■ **THE REQUEST**: Copy every line of the records below that holds the word "https".

■ **SOURCE RECORDS**:
----------------------------------------

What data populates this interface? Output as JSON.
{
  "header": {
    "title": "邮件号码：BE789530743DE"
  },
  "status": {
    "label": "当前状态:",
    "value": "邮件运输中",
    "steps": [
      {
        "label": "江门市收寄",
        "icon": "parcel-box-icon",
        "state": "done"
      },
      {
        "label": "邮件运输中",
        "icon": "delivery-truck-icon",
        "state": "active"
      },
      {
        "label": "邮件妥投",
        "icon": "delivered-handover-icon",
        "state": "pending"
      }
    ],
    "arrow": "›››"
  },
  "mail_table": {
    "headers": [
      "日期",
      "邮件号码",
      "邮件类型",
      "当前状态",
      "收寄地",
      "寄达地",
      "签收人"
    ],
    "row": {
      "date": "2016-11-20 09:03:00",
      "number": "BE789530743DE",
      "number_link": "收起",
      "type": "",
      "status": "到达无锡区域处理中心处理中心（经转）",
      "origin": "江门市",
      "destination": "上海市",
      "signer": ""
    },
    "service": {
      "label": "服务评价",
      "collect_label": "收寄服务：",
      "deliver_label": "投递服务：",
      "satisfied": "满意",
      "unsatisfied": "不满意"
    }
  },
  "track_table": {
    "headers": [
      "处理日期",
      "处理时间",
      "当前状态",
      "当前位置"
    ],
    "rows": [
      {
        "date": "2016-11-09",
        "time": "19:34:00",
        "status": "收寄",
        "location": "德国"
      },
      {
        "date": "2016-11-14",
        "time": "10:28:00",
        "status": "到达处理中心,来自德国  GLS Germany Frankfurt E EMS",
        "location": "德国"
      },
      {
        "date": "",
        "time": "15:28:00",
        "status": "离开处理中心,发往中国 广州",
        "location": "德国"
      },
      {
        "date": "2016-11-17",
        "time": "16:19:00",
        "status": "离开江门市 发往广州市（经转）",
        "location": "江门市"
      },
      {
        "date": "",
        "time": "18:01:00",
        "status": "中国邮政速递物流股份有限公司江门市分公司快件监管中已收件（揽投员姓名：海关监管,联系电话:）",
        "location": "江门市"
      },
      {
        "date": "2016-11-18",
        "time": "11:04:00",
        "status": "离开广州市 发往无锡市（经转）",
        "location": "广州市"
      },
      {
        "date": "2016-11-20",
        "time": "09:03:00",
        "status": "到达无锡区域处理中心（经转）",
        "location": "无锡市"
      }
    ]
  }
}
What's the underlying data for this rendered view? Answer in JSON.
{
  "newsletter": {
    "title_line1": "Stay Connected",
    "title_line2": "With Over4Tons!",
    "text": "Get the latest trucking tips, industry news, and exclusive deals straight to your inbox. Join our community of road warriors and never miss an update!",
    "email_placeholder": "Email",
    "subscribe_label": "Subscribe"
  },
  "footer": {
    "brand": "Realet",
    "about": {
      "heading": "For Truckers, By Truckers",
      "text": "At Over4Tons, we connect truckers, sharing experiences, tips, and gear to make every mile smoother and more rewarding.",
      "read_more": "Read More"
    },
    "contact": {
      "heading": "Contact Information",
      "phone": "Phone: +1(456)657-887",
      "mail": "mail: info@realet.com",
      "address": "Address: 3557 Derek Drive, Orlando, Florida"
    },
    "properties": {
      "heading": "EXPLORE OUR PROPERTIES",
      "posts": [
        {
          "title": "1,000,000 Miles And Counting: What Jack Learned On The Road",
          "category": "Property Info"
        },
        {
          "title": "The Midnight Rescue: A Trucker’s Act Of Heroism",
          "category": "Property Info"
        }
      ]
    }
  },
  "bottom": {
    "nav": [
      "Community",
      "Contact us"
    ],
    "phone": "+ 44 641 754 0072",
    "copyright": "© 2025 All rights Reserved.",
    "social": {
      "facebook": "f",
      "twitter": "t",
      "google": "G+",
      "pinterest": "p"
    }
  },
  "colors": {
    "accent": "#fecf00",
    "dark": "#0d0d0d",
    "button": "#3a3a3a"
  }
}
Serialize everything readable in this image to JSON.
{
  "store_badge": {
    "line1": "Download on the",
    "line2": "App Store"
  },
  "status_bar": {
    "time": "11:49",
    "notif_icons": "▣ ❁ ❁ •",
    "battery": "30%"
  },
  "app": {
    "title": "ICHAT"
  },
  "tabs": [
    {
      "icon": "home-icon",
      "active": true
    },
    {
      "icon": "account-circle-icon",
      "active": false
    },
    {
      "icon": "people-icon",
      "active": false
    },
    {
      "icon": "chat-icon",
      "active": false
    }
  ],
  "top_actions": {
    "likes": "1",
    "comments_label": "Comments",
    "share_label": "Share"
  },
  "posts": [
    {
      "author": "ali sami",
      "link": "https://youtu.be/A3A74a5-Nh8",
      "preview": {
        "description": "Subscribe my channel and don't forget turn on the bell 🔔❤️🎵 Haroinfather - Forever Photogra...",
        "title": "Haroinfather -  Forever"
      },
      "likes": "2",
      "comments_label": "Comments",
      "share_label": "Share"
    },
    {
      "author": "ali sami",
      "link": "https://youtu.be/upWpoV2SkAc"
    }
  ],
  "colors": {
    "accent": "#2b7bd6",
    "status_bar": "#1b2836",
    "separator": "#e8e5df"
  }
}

----------------------------------------

■ **COMPLETE OUTPUT**:
      "link": "https://youtu.be/A3A74a5-Nh8",
      "link": "https://youtu.be/upWpoV2SkAc"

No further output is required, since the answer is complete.